## [Stated goal]
Each line that holds the string "this" counts once; say how many such lines there are and add nothing.

## [Stored data]
──────────
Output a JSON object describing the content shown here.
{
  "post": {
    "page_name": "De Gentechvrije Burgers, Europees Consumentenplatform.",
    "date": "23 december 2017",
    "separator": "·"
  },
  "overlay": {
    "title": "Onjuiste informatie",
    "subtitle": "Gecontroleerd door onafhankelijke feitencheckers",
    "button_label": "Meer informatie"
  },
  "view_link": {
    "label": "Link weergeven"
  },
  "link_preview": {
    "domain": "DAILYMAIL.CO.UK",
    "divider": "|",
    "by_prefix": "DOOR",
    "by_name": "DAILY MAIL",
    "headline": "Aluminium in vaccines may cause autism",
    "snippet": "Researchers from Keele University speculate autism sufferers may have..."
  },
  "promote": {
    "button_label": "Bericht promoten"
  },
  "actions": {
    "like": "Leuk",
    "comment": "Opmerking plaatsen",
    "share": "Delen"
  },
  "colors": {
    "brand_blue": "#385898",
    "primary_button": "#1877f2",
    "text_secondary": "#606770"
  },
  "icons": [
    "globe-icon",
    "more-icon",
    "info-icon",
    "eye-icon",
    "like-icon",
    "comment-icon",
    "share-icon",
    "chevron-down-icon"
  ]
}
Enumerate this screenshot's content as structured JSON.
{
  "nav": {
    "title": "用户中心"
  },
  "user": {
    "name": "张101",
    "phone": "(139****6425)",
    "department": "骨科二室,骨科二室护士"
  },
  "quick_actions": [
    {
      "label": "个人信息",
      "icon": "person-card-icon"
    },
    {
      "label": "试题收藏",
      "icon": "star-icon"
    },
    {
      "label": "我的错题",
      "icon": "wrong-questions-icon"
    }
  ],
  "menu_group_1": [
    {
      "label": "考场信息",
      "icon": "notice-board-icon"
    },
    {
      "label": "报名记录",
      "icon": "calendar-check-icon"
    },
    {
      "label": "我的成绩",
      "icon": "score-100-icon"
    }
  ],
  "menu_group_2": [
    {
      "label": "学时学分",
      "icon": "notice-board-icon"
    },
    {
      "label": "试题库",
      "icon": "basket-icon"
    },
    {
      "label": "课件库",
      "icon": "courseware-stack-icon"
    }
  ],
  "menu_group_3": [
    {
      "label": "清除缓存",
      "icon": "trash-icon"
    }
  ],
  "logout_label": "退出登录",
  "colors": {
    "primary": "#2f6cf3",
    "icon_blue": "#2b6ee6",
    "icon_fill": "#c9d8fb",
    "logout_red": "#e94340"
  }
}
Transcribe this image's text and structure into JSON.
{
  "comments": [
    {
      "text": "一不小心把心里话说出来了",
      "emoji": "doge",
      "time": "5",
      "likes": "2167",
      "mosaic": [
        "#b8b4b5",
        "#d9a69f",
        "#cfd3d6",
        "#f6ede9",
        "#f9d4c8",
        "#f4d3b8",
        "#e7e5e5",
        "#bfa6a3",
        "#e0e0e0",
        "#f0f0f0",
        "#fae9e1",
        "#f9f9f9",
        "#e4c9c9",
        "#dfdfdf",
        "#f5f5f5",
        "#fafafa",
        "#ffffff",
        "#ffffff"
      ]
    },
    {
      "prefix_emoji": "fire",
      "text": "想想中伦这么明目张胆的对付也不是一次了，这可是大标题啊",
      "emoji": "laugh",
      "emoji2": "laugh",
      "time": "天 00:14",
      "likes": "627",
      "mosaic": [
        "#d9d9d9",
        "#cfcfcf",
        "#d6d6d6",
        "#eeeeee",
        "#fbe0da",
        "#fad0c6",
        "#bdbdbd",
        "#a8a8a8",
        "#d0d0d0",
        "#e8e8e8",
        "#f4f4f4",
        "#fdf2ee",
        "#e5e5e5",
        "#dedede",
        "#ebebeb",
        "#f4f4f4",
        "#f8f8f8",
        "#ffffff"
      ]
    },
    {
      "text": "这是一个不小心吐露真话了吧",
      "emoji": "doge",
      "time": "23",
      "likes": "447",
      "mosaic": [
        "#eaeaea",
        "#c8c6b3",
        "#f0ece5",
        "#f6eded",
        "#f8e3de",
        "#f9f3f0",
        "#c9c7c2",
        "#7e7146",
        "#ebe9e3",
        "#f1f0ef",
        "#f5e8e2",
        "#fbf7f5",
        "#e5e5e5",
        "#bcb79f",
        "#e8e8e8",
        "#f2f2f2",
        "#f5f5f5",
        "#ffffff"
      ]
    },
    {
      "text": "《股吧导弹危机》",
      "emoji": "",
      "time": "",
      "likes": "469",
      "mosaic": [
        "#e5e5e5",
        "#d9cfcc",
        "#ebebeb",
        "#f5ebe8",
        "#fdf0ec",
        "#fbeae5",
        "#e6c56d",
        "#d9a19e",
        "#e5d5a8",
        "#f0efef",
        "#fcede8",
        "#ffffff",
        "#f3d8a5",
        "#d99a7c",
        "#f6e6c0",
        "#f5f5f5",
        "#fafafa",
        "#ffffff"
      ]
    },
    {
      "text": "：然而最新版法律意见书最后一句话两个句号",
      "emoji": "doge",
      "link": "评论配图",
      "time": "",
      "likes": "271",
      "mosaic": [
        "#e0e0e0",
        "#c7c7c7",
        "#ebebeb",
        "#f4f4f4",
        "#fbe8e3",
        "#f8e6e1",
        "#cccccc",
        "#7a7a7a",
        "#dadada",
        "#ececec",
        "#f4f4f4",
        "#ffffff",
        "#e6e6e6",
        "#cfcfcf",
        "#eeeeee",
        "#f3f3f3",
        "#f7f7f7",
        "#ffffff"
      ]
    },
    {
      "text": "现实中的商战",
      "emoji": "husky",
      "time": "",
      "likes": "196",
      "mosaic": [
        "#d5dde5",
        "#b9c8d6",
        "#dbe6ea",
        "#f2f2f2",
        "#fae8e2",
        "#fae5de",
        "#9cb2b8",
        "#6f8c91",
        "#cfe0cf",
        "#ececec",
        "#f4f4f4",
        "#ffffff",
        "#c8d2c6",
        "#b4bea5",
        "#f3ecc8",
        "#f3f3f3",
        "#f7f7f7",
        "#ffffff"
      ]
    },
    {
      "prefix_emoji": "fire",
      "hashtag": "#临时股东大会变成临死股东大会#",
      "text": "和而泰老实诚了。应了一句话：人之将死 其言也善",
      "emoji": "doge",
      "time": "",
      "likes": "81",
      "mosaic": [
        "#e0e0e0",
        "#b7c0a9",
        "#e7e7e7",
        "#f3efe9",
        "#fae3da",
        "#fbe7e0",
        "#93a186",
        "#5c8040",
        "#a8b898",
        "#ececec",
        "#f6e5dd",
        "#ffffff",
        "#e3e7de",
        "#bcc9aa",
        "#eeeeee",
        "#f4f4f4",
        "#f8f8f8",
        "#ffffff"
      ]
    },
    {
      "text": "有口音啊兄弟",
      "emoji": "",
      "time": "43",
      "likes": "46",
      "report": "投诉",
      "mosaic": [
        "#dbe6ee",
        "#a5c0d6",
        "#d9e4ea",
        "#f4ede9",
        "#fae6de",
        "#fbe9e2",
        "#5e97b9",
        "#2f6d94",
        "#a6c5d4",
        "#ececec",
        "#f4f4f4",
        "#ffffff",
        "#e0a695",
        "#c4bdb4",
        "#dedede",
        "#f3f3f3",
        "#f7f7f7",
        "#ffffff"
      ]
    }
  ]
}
──────────
## [Worked solution]
2